-- start of Extracted information --
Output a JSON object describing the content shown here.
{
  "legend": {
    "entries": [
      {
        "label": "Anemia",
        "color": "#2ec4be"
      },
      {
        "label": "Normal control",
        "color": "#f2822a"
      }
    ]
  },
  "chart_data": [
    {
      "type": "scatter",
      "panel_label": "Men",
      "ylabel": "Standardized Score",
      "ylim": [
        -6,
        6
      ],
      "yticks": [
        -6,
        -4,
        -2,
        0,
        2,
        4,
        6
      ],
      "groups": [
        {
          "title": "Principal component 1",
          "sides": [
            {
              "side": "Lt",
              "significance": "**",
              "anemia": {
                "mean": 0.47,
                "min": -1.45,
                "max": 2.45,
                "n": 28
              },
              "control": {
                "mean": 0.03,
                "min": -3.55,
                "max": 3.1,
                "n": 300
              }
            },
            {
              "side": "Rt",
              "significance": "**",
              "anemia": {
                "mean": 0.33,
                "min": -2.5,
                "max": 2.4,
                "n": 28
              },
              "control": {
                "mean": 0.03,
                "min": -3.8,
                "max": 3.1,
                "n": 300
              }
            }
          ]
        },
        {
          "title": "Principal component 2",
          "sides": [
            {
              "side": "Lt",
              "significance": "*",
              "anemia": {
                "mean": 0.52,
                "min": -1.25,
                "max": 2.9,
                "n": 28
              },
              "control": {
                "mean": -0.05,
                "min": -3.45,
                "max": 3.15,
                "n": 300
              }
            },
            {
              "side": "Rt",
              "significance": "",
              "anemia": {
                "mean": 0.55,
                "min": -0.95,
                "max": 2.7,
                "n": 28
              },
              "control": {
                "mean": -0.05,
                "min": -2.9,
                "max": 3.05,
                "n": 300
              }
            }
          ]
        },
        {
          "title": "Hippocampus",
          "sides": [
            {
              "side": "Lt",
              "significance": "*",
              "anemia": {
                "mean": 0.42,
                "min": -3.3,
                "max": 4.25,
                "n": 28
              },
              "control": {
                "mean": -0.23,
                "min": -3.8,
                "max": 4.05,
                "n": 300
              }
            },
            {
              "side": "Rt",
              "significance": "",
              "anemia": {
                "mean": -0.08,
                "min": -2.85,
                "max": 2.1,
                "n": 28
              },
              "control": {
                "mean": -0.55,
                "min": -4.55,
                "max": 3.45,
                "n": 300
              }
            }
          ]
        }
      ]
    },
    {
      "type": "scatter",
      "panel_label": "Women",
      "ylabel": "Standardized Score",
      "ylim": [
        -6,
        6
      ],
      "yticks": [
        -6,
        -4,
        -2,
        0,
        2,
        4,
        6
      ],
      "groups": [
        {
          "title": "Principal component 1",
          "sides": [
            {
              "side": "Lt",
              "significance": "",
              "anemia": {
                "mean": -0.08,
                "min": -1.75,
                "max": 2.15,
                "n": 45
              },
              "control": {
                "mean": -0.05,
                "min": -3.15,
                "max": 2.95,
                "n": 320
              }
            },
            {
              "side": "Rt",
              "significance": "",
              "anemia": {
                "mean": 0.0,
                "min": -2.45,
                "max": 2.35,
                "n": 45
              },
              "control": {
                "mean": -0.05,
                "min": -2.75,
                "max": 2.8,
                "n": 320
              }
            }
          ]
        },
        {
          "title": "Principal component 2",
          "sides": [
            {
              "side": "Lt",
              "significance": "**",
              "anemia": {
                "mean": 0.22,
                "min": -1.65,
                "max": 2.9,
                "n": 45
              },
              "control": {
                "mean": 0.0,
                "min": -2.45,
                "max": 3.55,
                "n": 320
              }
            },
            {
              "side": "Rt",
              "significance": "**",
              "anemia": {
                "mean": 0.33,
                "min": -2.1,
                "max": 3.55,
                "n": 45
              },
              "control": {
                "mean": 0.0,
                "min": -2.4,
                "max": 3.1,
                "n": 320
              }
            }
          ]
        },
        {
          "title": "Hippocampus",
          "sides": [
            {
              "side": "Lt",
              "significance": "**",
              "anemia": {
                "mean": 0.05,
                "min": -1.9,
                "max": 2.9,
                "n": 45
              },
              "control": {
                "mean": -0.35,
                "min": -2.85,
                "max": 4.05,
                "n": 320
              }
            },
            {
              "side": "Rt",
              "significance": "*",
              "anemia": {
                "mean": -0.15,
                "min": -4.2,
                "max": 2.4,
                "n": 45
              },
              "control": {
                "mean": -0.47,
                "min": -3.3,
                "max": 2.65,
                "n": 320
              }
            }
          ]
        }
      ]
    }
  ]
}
-- end of Extracted information --
Problem statement :: Make an exact copy of all the data.

Solution below ::
Output a JSON object describing the content shown here.
{
  "legend": {
    "entries": [
      {
        "label": "Anemia",
        "color": "#2ec4be"
      },
      {
        "label": "Normal control",
        "color": "#f2822a"
      }
    ]
  },
  "chart_data": [
    {
      "type": "scatter",
      "panel_label": "Men",
      "ylabel": "Standardized Score",
      "ylim": [
        -6,
        6
      ],
      "yticks": [
        -6,
        -4,
        -2,
        0,
        2,
        4,
        6
      ],
      "groups": [
        {
          "title": "Principal component 1",
          "sides": [
            {
              "side": "Lt",
              "significance": "**",
              "anemia": {
                "mean": 0.47,
                "min": -1.45,
                "max": 2.45,
                "n": 28
              },
              "control": {
                "mean": 0.03,
                "min": -3.55,
                "max": 3.1,
                "n": 300
              }
            },
            {
              "side": "Rt",
              "significance": "**",
              "anemia": {
                "mean": 0.33,
                "min": -2.5,
                "max": 2.4,
                "n": 28
              },
              "control": {
                "mean": 0.03,
                "min": -3.8,
                "max": 3.1,
                "n": 300
              }
            }
          ]
        },
        {
          "title": "Principal component 2",
          "sides": [
            {
              "side": "Lt",
              "significance": "*",
              "anemia": {
                "mean": 0.52,
                "min": -1.25,
                "max": 2.9,
                "n": 28
              },
              "control": {
                "mean": -0.05,
                "min": -3.45,
                "max": 3.15,
                "n": 300
              }
            },
            {
              "side": "Rt",
              "significance": "",
              "anemia": {
                "mean": 0.55,
                "min": -0.95,
                "max": 2.7,
                "n": 28
              },
              "control": {
                "mean": -0.05,
                "min": -2.9,
                "max": 3.05,
                "n": 300
              }
            }
          ]
        },
        {
          "title": "Hippocampus",
          "sides": [
            {
              "side": "Lt",
              "significance": "*",
              "anemia": {
                "mean": 0.42,
                "min": -3.3,
                "max": 4.25,
                "n": 28
              },
              "control": {
                "mean": -0.23,
                "min": -3.8,
                "max": 4.05,
                "n": 300
              }
            },
            {
              "side": "Rt",
              "significance": "",
              "anemia": {
                "mean": -0.08,
                "min": -2.85,
                "max": 2.1,
                "n": 28
              },
              "control": {
                "mean": -0.55,
                "min": -4.55,
                "max": 3.45,
                "n": 300
              }
            }
          ]
        }
      ]
    },
    {
      "type": "scatter",
      "panel_label": "Women",
      "ylabel": "Standardized Score",
      "ylim": [
        -6,
        6
      ],
      "yticks": [
        -6,
        -4,
        -2,
        0,
        2,
        4,
        6
      ],
      "groups": [
        {
          "title": "Principal component 1",
          "sides": [
            {
              "side": "Lt",
              "significance": "",
              "anemia": {
                "mean": -0.08,
                "min": -1.75,
                "max": 2.15,
                "n": 45
              },
              "control": {
                "mean": -0.05,
                "min": -3.15,
                "max": 2.95,
                "n": 320
              }
            },
            {
              "side": "Rt",
              "significance": "",
              "anemia": {
                "mean": 0.0,
                "min": -2.45,
                "max": 2.35,
                "n": 45
              },
              "control": {
                "mean": -0.05,
                "min": -2.75,
                "max": 2.8,
                "n": 320
              }
            }
          ]
        },
        {
          "title": "Principal component 2",
          "sides": [
            {
              "side": "Lt",
              "significance": "**",
              "anemia": {
                "mean": 0.22,
                "min": -1.65,
                "max": 2.9,
                "n": 45
              },
              "control": {
                "mean": 0.0,
                "min": -2.45,
                "max": 3.55,
                "n": 320
              }
            },
            {
              "side": "Rt",
              "significance": "**",
              "anemia": {
                "mean": 0.33,
                "min": -2.1,
                "max": 3.55,
                "n": 45
              },
              "control": {
                "mean": 0.0,
                "min": -2.4,
                "max": 3.1,
                "n": 320
              }
            }
          ]
        },
        {
          "title": "Hippocampus",
          "sides": [
            {
              "side": "Lt",
              "significance": "**",
              "anemia": {
                "mean": 0.05,
                "min": -1.9,
                "max": 2.9,
                "n": 45
              },
              "control": {
                "mean": -0.35,
                "min": -2.85,
                "max": 4.05,
                "n": 320
              }
            },
            {
              "side": "Rt",
              "significance": "*",
              "anemia": {
                "mean": -0.15,
                "min": -4.2,
                "max": 2.4,
                "n": 45
              },
              "control": {
                "mean": -0.47,
                "min": -3.3,
                "max": 2.65,
                "n": 320
              }
            }
          ]
        }
      ]
    }
  ]
}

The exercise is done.